= PROBLEM DETAILS =
Return each line of the data below verbatim; pictures are to be left out.

= DATA TO USE =

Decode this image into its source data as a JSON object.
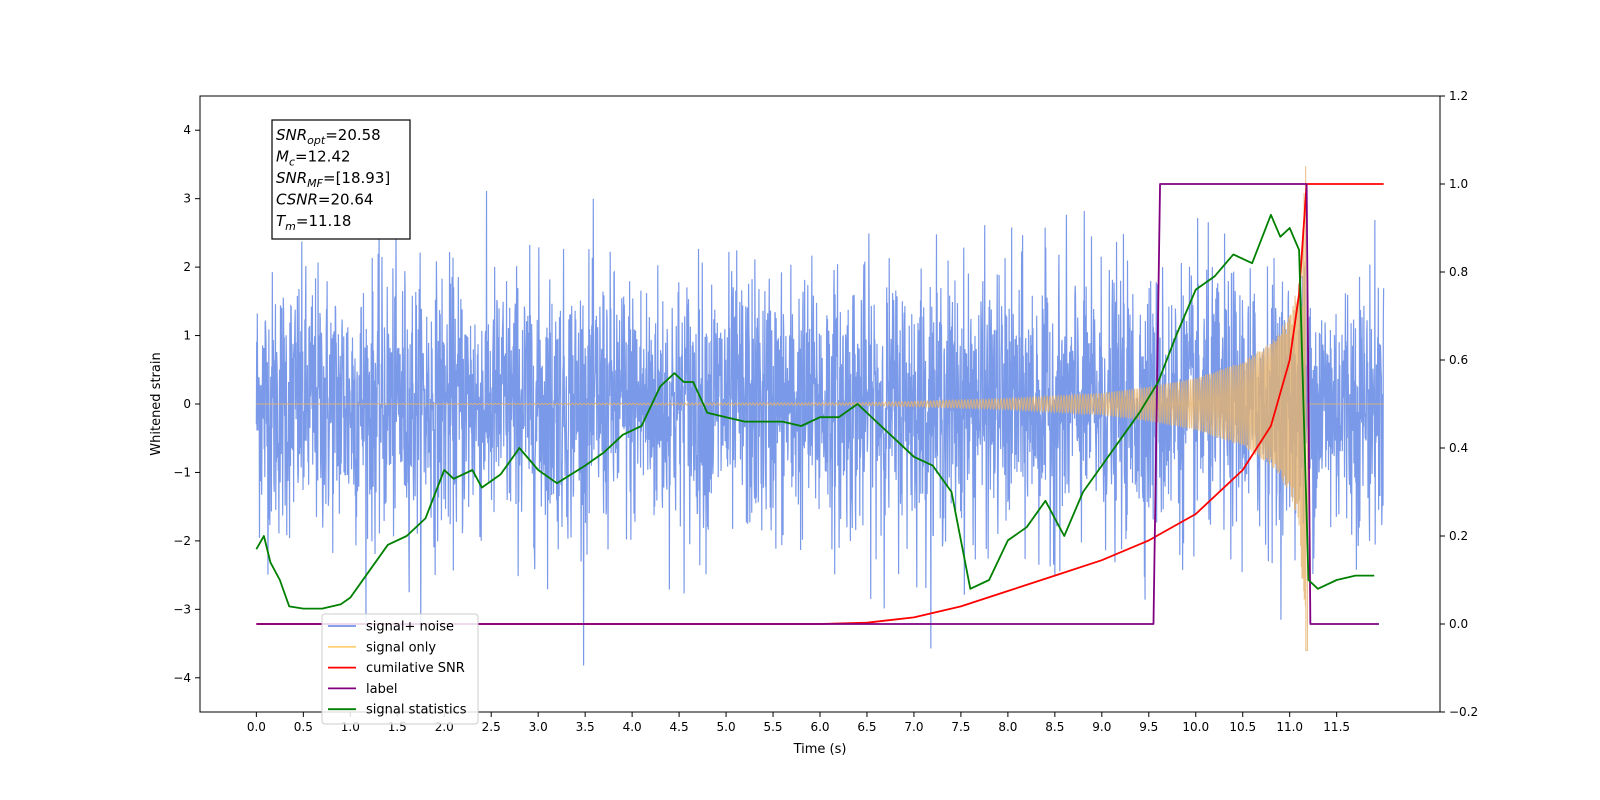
{
  "chart_data": {
    "type": "line",
    "xlabel": "Time (s)",
    "ylabel": "Whitened strain",
    "xlim": [
      -0.6,
      12.6
    ],
    "ylim": [
      -4.5,
      4.5
    ],
    "y2lim": [
      -0.2,
      1.2
    ],
    "x_ticks": [
      "0.0",
      "0.5",
      "1.0",
      "1.5",
      "2.0",
      "2.5",
      "3.0",
      "3.5",
      "4.0",
      "4.5",
      "5.0",
      "5.5",
      "6.0",
      "6.5",
      "7.0",
      "7.5",
      "8.0",
      "8.5",
      "9.0",
      "9.5",
      "10.0",
      "10.5",
      "11.0",
      "11.5"
    ],
    "y_ticks": [
      "4",
      "3",
      "2",
      "1",
      "0",
      "−1",
      "−2",
      "−3",
      "−4"
    ],
    "y2_ticks": [
      "1.2",
      "1.0",
      "0.8",
      "0.6",
      "0.4",
      "0.2",
      "0.0",
      "−0.2"
    ],
    "grid": false,
    "legend_position": "bottom-left",
    "annotation": {
      "lines": [
        {
          "base": "SNR",
          "sub": "opt",
          "value": "=20.58"
        },
        {
          "base": "M",
          "sub": "c",
          "value": "=12.42"
        },
        {
          "base": "SNR",
          "sub": "MF",
          "value": "=[18.93]"
        },
        {
          "base": "CSNR",
          "sub": "",
          "value": "=20.64"
        },
        {
          "base": "T",
          "sub": "m",
          "value": "=11.18"
        }
      ]
    },
    "legend": [
      {
        "label": "signal+ noise",
        "color": "#7393e7"
      },
      {
        "label": "signal only",
        "color": "#ffd27a"
      },
      {
        "label": "cumilative SNR",
        "color": "#ff0000"
      },
      {
        "label": "label",
        "color": "#800080"
      },
      {
        "label": "signal statistics",
        "color": "#008000"
      }
    ],
    "series": [
      {
        "name": "signal+ noise",
        "axis": "left",
        "color": "#7393e7",
        "noise_amplitude_range": [
          -4.1,
          4.1
        ],
        "x_range": [
          0.0,
          12.0
        ]
      },
      {
        "name": "signal only",
        "axis": "left",
        "color": "#e6b36e",
        "x_range": [
          0.0,
          12.0
        ],
        "envelope": {
          "x": [
            0.0,
            6.5,
            8.0,
            9.0,
            9.5,
            10.0,
            10.5,
            10.8,
            11.0,
            11.1,
            11.17
          ],
          "y": [
            0.0,
            0.02,
            0.08,
            0.16,
            0.25,
            0.38,
            0.62,
            0.9,
            1.3,
            1.8,
            3.5
          ]
        },
        "merger_time": 11.17
      },
      {
        "name": "cumilative SNR",
        "axis": "right",
        "color": "#ff0000",
        "x": [
          0.0,
          6.0,
          6.5,
          7.0,
          7.5,
          8.0,
          8.5,
          9.0,
          9.5,
          10.0,
          10.5,
          10.8,
          11.0,
          11.1,
          11.18,
          11.19,
          12.0
        ],
        "y": [
          0.0,
          0.0,
          0.003,
          0.015,
          0.04,
          0.075,
          0.11,
          0.145,
          0.19,
          0.25,
          0.35,
          0.45,
          0.6,
          0.75,
          1.0,
          1.0,
          1.0
        ]
      },
      {
        "name": "label",
        "axis": "right",
        "color": "#800080",
        "x": [
          0.0,
          9.55,
          9.62,
          11.18,
          11.22,
          11.95
        ],
        "y": [
          0.0,
          0.0,
          1.0,
          1.0,
          0.0,
          0.0
        ]
      },
      {
        "name": "signal statistics",
        "axis": "right",
        "color": "#008000",
        "x": [
          0.0,
          0.08,
          0.15,
          0.25,
          0.35,
          0.5,
          0.7,
          0.9,
          1.0,
          1.2,
          1.4,
          1.6,
          1.8,
          2.0,
          2.1,
          2.3,
          2.4,
          2.6,
          2.8,
          3.0,
          3.2,
          3.5,
          3.7,
          3.9,
          4.1,
          4.3,
          4.45,
          4.55,
          4.65,
          4.8,
          5.0,
          5.2,
          5.4,
          5.6,
          5.8,
          6.0,
          6.2,
          6.4,
          6.6,
          6.8,
          7.0,
          7.2,
          7.4,
          7.6,
          7.8,
          8.0,
          8.2,
          8.4,
          8.6,
          8.8,
          9.0,
          9.2,
          9.4,
          9.6,
          9.8,
          10.0,
          10.2,
          10.4,
          10.6,
          10.8,
          10.9,
          11.0,
          11.1,
          11.2,
          11.3,
          11.5,
          11.7,
          11.9
        ],
        "y": [
          0.17,
          0.2,
          0.14,
          0.1,
          0.04,
          0.035,
          0.035,
          0.045,
          0.06,
          0.12,
          0.18,
          0.2,
          0.24,
          0.35,
          0.33,
          0.35,
          0.31,
          0.34,
          0.4,
          0.35,
          0.32,
          0.36,
          0.39,
          0.43,
          0.45,
          0.54,
          0.57,
          0.55,
          0.55,
          0.48,
          0.47,
          0.46,
          0.46,
          0.46,
          0.45,
          0.47,
          0.47,
          0.5,
          0.46,
          0.42,
          0.38,
          0.36,
          0.3,
          0.08,
          0.1,
          0.19,
          0.22,
          0.28,
          0.2,
          0.3,
          0.36,
          0.42,
          0.48,
          0.55,
          0.66,
          0.76,
          0.79,
          0.84,
          0.82,
          0.93,
          0.88,
          0.9,
          0.85,
          0.1,
          0.08,
          0.1,
          0.11,
          0.11
        ]
      }
    ]
  }
}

= WRITTEN REPLY =
Decode this image into its source data as a JSON object.
{
  "chart_data": {
    "type": "line",
    "xlabel": "Time (s)",
    "ylabel": "Whitened strain",
    "xlim": [
      -0.6,
      12.6
    ],
    "ylim": [
      -4.5,
      4.5
    ],
    "y2lim": [
      -0.2,
      1.2
    ],
    "x_ticks": [
      "0.0",
      "0.5",
      "1.0",
      "1.5",
      "2.0",
      "2.5",
      "3.0",
      "3.5",
      "4.0",
      "4.5",
      "5.0",
      "5.5",
      "6.0",
      "6.5",
      "7.0",
      "7.5",
      "8.0",
      "8.5",
      "9.0",
      "9.5",
      "10.0",
      "10.5",
      "11.0",
      "11.5"
    ],
    "y_ticks": [
      "4",
      "3",
      "2",
      "1",
      "0",
      "−1",
      "−2",
      "−3",
      "−4"
    ],
    "y2_ticks": [
      "1.2",
      "1.0",
      "0.8",
      "0.6",
      "0.4",
      "0.2",
      "0.0",
      "−0.2"
    ],
    "grid": false,
    "legend_position": "bottom-left",
    "annotation": {
      "lines": [
        {
          "base": "SNR",
          "sub": "opt",
          "value": "=20.58"
        },
        {
          "base": "M",
          "sub": "c",
          "value": "=12.42"
        },
        {
          "base": "SNR",
          "sub": "MF",
          "value": "=[18.93]"
        },
        {
          "base": "CSNR",
          "sub": "",
          "value": "=20.64"
        },
        {
          "base": "T",
          "sub": "m",
          "value": "=11.18"
        }
      ]
    },
    "legend": [
      {
        "label": "signal+ noise",
        "color": "#7393e7"
      },
      {
        "label": "signal only",
        "color": "#ffd27a"
      },
      {
        "label": "cumilative SNR",
        "color": "#ff0000"
      },
      {
        "label": "label",
        "color": "#800080"
      },
      {
        "label": "signal statistics",
        "color": "#008000"
      }
    ],
    "series": [
      {
        "name": "signal+ noise",
        "axis": "left",
        "color": "#7393e7",
        "noise_amplitude_range": [
          -4.1,
          4.1
        ],
        "x_range": [
          0.0,
          12.0
        ]
      },
      {
        "name": "signal only",
        "axis": "left",
        "color": "#e6b36e",
        "x_range": [
          0.0,
          12.0
        ],
        "envelope": {
          "x": [
            0.0,
            6.5,
            8.0,
            9.0,
            9.5,
            10.0,
            10.5,
            10.8,
            11.0,
            11.1,
            11.17
          ],
          "y": [
            0.0,
            0.02,
            0.08,
            0.16,
            0.25,
            0.38,
            0.62,
            0.9,
            1.3,
            1.8,
            3.5
          ]
        },
        "merger_time": 11.17
      },
      {
        "name": "cumilative SNR",
        "axis": "right",
        "color": "#ff0000",
        "x": [
          0.0,
          6.0,
          6.5,
          7.0,
          7.5,
          8.0,
          8.5,
          9.0,
          9.5,
          10.0,
          10.5,
          10.8,
          11.0,
          11.1,
          11.18,
          11.19,
          12.0
        ],
        "y": [
          0.0,
          0.0,
          0.003,
          0.015,
          0.04,
          0.075,
          0.11,
          0.145,
          0.19,
          0.25,
          0.35,
          0.45,
          0.6,
          0.75,
          1.0,
          1.0,
          1.0
        ]
      },
      {
        "name": "label",
        "axis": "right",
        "color": "#800080",
        "x": [
          0.0,
          9.55,
          9.62,
          11.18,
          11.22,
          11.95
        ],
        "y": [
          0.0,
          0.0,
          1.0,
          1.0,
          0.0,
          0.0
        ]
      },
      {
        "name": "signal statistics",
        "axis": "right",
        "color": "#008000",
        "x": [
          0.0,
          0.08,
          0.15,
          0.25,
          0.35,
          0.5,
          0.7,
          0.9,
          1.0,
          1.2,
          1.4,
          1.6,
          1.8,
          2.0,
          2.1,
          2.3,
          2.4,
          2.6,
          2.8,
          3.0,
          3.2,
          3.5,
          3.7,
          3.9,
          4.1,
          4.3,
          4.45,
          4.55,
          4.65,
          4.8,
          5.0,
          5.2,
          5.4,
          5.6,
          5.8,
          6.0,
          6.2,
          6.4,
          6.6,
          6.8,
          7.0,
          7.2,
          7.4,
          7.6,
          7.8,
          8.0,
          8.2,
          8.4,
          8.6,
          8.8,
          9.0,
          9.2,
          9.4,
          9.6,
          9.8,
          10.0,
          10.2,
          10.4,
          10.6,
          10.8,
          10.9,
          11.0,
          11.1,
          11.2,
          11.3,
          11.5,
          11.7,
          11.9
        ],
        "y": [
          0.17,
          0.2,
          0.14,
          0.1,
          0.04,
          0.035,
          0.035,
          0.045,
          0.06,
          0.12,
          0.18,
          0.2,
          0.24,
          0.35,
          0.33,
          0.35,
          0.31,
          0.34,
          0.4,
          0.35,
          0.32,
          0.36,
          0.39,
          0.43,
          0.45,
          0.54,
          0.57,
          0.55,
          0.55,
          0.48,
          0.47,
          0.46,
          0.46,
          0.46,
          0.45,
          0.47,
          0.47,
          0.5,
          0.46,
          0.42,
          0.38,
          0.36,
          0.3,
          0.08,
          0.1,
          0.19,
          0.22,
          0.28,
          0.2,
          0.3,
          0.36,
          0.42,
          0.48,
          0.55,
          0.66,
          0.76,
          0.79,
          0.84,
          0.82,
          0.93,
          0.88,
          0.9,
          0.85,
          0.1,
          0.08,
          0.1,
          0.11,
          0.11
        ]
      }
    ]
  }
}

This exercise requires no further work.